STATED EXERCISE
State the number of lines that include the string "page", and write nothing else.

Collection entries
----------------------------------------
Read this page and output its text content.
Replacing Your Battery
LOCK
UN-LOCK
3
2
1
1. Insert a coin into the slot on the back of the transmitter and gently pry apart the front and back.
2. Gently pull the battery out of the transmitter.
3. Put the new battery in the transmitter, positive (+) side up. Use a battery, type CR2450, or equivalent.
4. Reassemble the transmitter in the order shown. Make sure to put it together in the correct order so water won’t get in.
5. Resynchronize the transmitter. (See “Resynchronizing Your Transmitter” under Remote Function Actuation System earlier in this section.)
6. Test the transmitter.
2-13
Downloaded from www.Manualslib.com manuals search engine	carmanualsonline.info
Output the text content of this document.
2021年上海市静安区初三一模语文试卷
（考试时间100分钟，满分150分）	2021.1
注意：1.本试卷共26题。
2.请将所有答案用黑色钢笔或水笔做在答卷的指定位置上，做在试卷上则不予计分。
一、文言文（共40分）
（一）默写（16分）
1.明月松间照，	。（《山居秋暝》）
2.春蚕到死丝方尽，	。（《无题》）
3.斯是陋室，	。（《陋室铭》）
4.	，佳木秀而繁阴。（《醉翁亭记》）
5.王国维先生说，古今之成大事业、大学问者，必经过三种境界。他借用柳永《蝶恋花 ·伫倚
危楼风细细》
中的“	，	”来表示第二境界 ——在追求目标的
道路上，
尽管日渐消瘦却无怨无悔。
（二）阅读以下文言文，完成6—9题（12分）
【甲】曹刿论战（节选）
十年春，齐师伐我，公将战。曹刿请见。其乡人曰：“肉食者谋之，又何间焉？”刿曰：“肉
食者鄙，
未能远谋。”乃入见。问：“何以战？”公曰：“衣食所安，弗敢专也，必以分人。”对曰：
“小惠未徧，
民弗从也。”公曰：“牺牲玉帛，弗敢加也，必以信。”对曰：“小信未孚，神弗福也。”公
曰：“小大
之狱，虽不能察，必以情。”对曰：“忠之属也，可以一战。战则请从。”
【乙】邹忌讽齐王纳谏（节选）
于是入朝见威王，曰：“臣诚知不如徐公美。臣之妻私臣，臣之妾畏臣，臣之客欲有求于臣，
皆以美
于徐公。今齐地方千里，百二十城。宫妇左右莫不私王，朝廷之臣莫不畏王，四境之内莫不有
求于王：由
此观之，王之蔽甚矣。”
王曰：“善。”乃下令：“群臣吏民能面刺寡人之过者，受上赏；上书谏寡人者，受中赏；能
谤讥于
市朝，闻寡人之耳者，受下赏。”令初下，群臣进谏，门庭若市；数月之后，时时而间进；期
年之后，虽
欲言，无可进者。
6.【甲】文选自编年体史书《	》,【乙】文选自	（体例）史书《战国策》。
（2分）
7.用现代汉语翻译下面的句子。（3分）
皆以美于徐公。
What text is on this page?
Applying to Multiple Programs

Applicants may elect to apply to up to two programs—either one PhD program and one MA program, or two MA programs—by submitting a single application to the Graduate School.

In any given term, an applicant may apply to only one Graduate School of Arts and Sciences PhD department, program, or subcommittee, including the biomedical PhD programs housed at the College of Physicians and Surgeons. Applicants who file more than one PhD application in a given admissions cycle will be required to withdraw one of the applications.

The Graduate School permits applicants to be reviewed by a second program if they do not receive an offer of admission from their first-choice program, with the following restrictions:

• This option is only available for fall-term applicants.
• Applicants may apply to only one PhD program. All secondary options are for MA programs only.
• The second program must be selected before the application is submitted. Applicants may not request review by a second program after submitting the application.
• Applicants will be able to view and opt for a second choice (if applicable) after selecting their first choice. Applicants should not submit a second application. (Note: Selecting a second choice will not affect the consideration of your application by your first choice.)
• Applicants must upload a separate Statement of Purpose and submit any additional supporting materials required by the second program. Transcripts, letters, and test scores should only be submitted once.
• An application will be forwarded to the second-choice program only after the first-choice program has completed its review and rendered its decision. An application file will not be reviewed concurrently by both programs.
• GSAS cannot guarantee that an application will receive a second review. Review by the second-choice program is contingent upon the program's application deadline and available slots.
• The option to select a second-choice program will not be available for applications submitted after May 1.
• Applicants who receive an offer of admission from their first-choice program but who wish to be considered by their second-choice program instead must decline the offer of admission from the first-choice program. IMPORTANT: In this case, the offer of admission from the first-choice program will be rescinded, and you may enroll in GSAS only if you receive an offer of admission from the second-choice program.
----------------------------------------
WRITTEN SOLUTION
2